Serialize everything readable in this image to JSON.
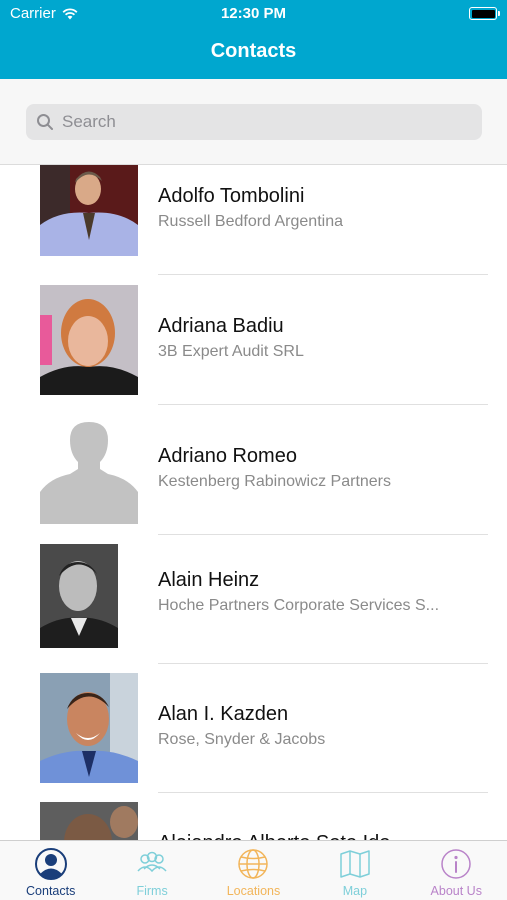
{
  "status_bar": {
    "carrier": "Carrier",
    "time": "12:30 PM"
  },
  "nav": {
    "title": "Contacts"
  },
  "search": {
    "placeholder": "Search"
  },
  "contacts": [
    {
      "name": "Adolfo Tombolini",
      "company": "Russell Bedford Argentina"
    },
    {
      "name": "Adriana Badiu",
      "company": "3B Expert Audit SRL"
    },
    {
      "name": "Adriano Romeo",
      "company": "Kestenberg Rabinowicz Partners"
    },
    {
      "name": "Alain Heinz",
      "company": "Hoche Partners Corporate Services S..."
    },
    {
      "name": "Alan I. Kazden",
      "company": "Rose, Snyder & Jacobs"
    },
    {
      "name": "Alejandro Alberto Soto Ido",
      "company": ""
    }
  ],
  "tabs": [
    {
      "label": "Contacts",
      "icon": "person-circle-icon",
      "color": "#1a3e7a",
      "selected": true
    },
    {
      "label": "Firms",
      "icon": "people-group-icon",
      "color": "#7ecfd9"
    },
    {
      "label": "Locations",
      "icon": "globe-icon",
      "color": "#f2b55a"
    },
    {
      "label": "Map",
      "icon": "map-icon",
      "color": "#7ecfd9"
    },
    {
      "label": "About Us",
      "icon": "info-circle-icon",
      "color": "#b983c9"
    }
  ],
  "colors": {
    "header": "#00a7cf",
    "header_text": "#ffffff",
    "name_text": "#111111",
    "company_text": "#8a8a8a"
  }
}
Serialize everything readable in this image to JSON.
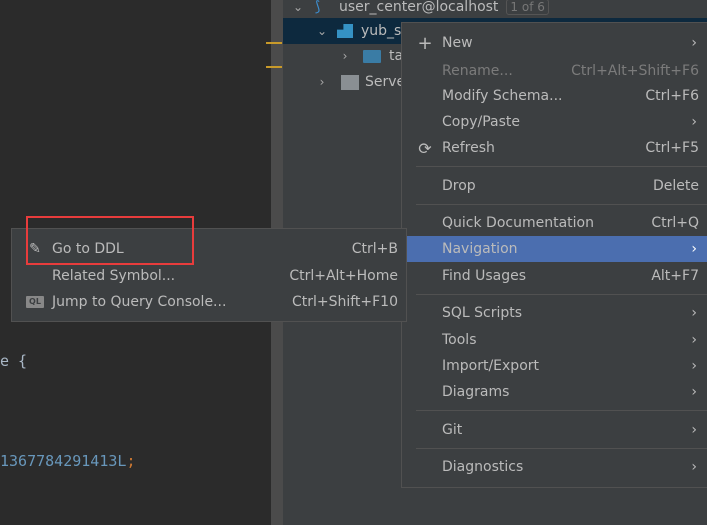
{
  "editor": {
    "line1": "e {",
    "line2": "1367784291413L",
    "line2_semicolon": ";",
    "colors": {
      "number": "#6897bb",
      "semicolon": "#cc7832"
    }
  },
  "tree": {
    "connection": "user_center@localhost",
    "badge": "1 of 6",
    "schema": "yub_s",
    "tables": "ta",
    "servers": "Serve"
  },
  "context_menu": {
    "items": [
      {
        "label": "New",
        "icon": "plus-icon",
        "submenu": true
      },
      {
        "label": "Rename...",
        "shortcut": "Ctrl+Alt+Shift+F6",
        "disabled": true
      },
      {
        "label": "Modify Schema...",
        "shortcut": "Ctrl+F6"
      },
      {
        "label": "Copy/Paste",
        "submenu": true
      },
      {
        "label": "Refresh",
        "shortcut": "Ctrl+F5",
        "icon": "refresh-icon"
      },
      {
        "label": "Drop",
        "shortcut": "Delete"
      },
      {
        "label": "Quick Documentation",
        "shortcut": "Ctrl+Q"
      },
      {
        "label": "Navigation",
        "submenu": true,
        "highlighted": true
      },
      {
        "label": "Find Usages",
        "shortcut": "Alt+F7"
      },
      {
        "label": "SQL Scripts",
        "submenu": true
      },
      {
        "label": "Tools",
        "submenu": true
      },
      {
        "label": "Import/Export",
        "submenu": true
      },
      {
        "label": "Diagrams",
        "submenu": true
      },
      {
        "label": "Git",
        "submenu": true
      },
      {
        "label": "Diagnostics",
        "submenu": true
      }
    ]
  },
  "navigation_submenu": {
    "items": [
      {
        "label": "Go to DDL",
        "shortcut": "Ctrl+B",
        "icon": "pencil-icon"
      },
      {
        "label": "Related Symbol...",
        "shortcut": "Ctrl+Alt+Home"
      },
      {
        "label": "Jump to Query Console...",
        "shortcut": "Ctrl+Shift+F10",
        "icon": "ql-console-icon"
      }
    ]
  },
  "colors": {
    "highlight": "#4b6eaf",
    "annotation_box": "#e83c3c",
    "selected_row": "#0d293e"
  }
}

────────

**Goal of the exercise:**
Using the records given above, list every line that includes the word "icon".

**Response:**
      "icon": "person-circle-icon",
      "icon": "people-group-icon",
      "icon": "globe-icon",
      "icon": "map-icon",
      "icon": "info-circle-icon",
        "icon": "plus-icon",
        "icon": "refresh-icon"
        "icon": "pencil-icon"
        "icon": "ql-console-icon"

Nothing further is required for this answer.